Start of Source document

An 1883 California statute, for instance, directed local governments to provide for
payment of all revenue assessed as a tax, or received for licenses, on the storage,
manufacture, and sale of gunpowder and related products in order to fund a
Fireman's Charitable Fund to support professionals tasked with remediating the
collateral impacts of firearm-related commercial activity on public safety through
fire risk.

End of Source document
Start of Record excerpts

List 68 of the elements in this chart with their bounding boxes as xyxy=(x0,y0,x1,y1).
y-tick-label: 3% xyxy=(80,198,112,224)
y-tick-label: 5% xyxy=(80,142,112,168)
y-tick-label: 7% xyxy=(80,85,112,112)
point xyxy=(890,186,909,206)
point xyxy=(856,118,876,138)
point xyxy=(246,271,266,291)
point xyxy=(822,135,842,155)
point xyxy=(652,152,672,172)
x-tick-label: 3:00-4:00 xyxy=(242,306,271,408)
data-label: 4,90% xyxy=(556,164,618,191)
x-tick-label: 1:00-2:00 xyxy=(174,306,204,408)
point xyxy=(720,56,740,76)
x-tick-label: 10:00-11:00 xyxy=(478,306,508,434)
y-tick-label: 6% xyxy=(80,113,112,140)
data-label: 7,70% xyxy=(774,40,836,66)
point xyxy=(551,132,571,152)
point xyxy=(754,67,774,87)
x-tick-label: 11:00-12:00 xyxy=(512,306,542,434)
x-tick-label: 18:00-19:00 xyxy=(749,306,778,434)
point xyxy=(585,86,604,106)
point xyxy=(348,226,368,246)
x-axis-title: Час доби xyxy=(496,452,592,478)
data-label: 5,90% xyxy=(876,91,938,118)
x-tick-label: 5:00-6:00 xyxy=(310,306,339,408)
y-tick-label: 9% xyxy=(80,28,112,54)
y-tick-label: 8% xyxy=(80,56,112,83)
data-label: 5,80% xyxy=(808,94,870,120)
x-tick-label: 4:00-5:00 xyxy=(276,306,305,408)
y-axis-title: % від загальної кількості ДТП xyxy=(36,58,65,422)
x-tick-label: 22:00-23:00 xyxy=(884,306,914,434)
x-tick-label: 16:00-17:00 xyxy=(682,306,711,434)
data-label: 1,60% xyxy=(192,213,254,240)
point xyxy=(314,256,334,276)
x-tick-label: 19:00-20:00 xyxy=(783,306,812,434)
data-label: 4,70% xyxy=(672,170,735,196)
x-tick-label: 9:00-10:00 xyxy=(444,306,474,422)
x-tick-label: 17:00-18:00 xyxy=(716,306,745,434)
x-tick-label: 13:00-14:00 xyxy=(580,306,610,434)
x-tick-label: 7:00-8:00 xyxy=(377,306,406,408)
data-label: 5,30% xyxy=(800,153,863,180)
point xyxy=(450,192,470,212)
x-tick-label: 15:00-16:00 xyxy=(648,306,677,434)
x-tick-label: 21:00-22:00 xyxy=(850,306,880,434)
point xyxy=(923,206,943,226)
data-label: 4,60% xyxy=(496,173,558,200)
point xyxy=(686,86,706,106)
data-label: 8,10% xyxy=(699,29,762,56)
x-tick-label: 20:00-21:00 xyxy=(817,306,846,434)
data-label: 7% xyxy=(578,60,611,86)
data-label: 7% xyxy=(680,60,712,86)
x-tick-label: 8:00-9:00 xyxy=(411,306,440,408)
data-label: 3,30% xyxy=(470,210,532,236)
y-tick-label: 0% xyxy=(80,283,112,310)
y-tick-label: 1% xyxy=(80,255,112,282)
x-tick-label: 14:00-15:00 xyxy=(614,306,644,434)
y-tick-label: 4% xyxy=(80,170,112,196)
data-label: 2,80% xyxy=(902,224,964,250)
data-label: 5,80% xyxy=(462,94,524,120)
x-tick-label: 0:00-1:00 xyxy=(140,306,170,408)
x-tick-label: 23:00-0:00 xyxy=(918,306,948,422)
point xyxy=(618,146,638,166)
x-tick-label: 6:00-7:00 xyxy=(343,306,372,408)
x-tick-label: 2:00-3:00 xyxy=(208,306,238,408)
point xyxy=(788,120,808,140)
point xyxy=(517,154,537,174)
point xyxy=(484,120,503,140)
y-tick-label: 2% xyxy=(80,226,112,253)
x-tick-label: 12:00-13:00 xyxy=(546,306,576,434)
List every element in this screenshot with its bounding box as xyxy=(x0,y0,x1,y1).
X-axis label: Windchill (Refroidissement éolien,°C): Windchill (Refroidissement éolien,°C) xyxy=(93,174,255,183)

End of Record excerpts

__Activity list__.
1. List the three commercial activities involving gunpowder and related products that the 1883 California statute passage names as subject to tax or license revenue.
2. Write the next part of the passage on the 1883 California statute, continuing after its last sentence.

__Your responses__.
1. storage, manufacture, sale

2.
(o) In the historical record, other states, including Mississippi (1844), North
Carolina (1857), Georgia (1866), Alabama (1867), the then-independent kingdom of
Hawaii (1870), Nebraska (1895), Florida (1898), Wyoming (1899), and Virginia (1926),
have similarly enacted longstanding commercial, occupational, or other taxes on
those selling, purchasing, or possessing firearms and other dangerous weapons;
(p) The tax proposed in this article 37 mirrors the federal excise tax on
firearm and ammunition industry participants and is similarly dedicated to funding
programs to remediate the direct costs to individuals and communities resulting
from the accessibility of firearms and ammunition in this state.